▸ Directions for this task
Without including any images, repeat the data exactly.

(Dataset records)
(begin)

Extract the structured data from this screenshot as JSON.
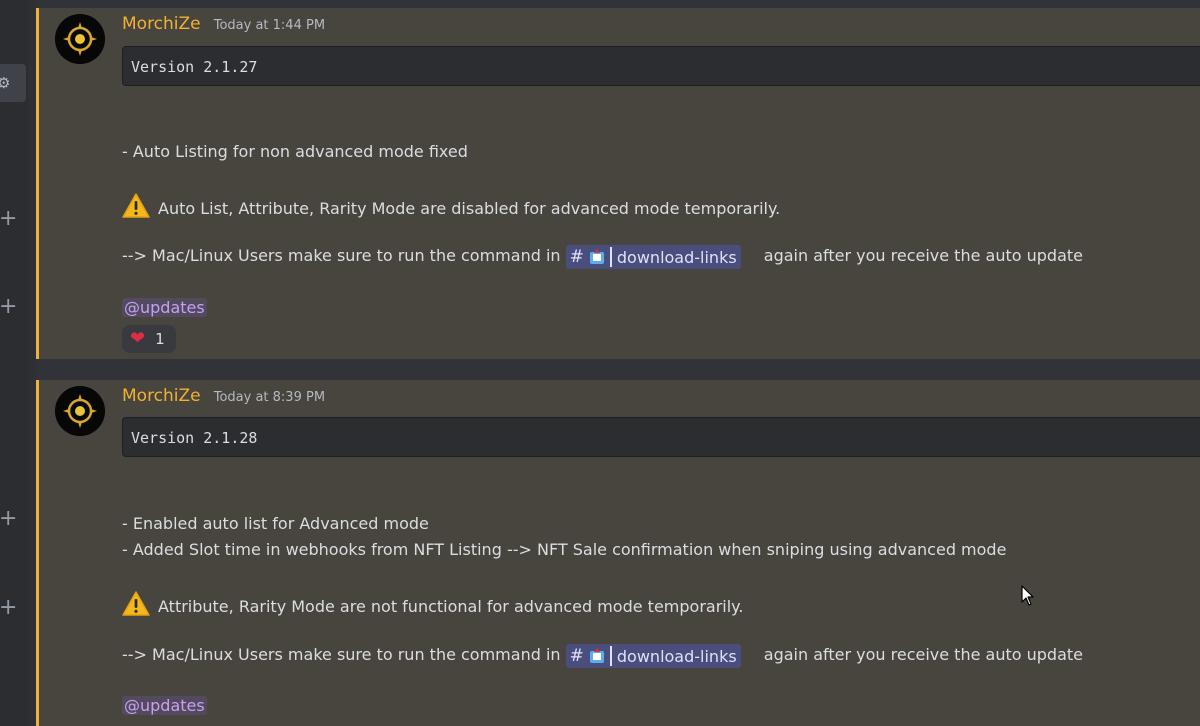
{
  "colors": {
    "accent_name": "#f0b232",
    "highlight_bg": "#48443e",
    "mention": "#c9a0f0",
    "channel_bg": "#4a4e7c"
  },
  "sidebar": {
    "icons": [
      "gear-icon",
      "plus-icon",
      "plus-icon",
      "plus-icon",
      "plus-icon"
    ]
  },
  "messages": [
    {
      "author": "MorchiZe",
      "timestamp": "Today at 1:44 PM",
      "code": "Version 2.1.27",
      "line1": "- Auto Listing for non advanced mode fixed",
      "warning": "Auto List, Attribute, Rarity Mode are disabled for advanced mode temporarily.",
      "cmd_prefix": "--> Mac/Linux Users make sure to run the command in",
      "channel": "download-links",
      "cmd_suffix": "again after you receive the auto update",
      "mention": "@updates",
      "reaction": {
        "emoji": "heart-icon",
        "count": "1"
      }
    },
    {
      "author": "MorchiZe",
      "timestamp": "Today at 8:39 PM",
      "code": "Version 2.1.28",
      "line1": "- Enabled auto list for Advanced mode",
      "line2": "- Added Slot time in webhooks from NFT Listing --> NFT Sale confirmation when sniping using advanced mode",
      "warning": "Attribute, Rarity Mode are not functional for advanced mode temporarily.",
      "cmd_prefix": "--> Mac/Linux Users make sure to run the command in",
      "channel": "download-links",
      "cmd_suffix": "again after you receive the auto update",
      "mention": "@updates"
    }
  ]
}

(end)

▸ Result
Extract the structured data from this screenshot as JSON.
{
  "colors": {
    "accent_name": "#f0b232",
    "highlight_bg": "#48443e",
    "mention": "#c9a0f0",
    "channel_bg": "#4a4e7c"
  },
  "sidebar": {
    "icons": [
      "gear-icon",
      "plus-icon",
      "plus-icon",
      "plus-icon",
      "plus-icon"
    ]
  },
  "messages": [
    {
      "author": "MorchiZe",
      "timestamp": "Today at 1:44 PM",
      "code": "Version 2.1.27",
      "line1": "- Auto Listing for non advanced mode fixed",
      "warning": "Auto List, Attribute, Rarity Mode are disabled for advanced mode temporarily.",
      "cmd_prefix": "--> Mac/Linux Users make sure to run the command in",
      "channel": "download-links",
      "cmd_suffix": "again after you receive the auto update",
      "mention": "@updates",
      "reaction": {
        "emoji": "heart-icon",
        "count": "1"
      }
    },
    {
      "author": "MorchiZe",
      "timestamp": "Today at 8:39 PM",
      "code": "Version 2.1.28",
      "line1": "- Enabled auto list for Advanced mode",
      "line2": "- Added Slot time in webhooks from NFT Listing --> NFT Sale confirmation when sniping using advanced mode",
      "warning": "Attribute, Rarity Mode are not functional for advanced mode temporarily.",
      "cmd_prefix": "--> Mac/Linux Users make sure to run the command in",
      "channel": "download-links",
      "cmd_suffix": "again after you receive the auto update",
      "mention": "@updates"
    }
  ]
}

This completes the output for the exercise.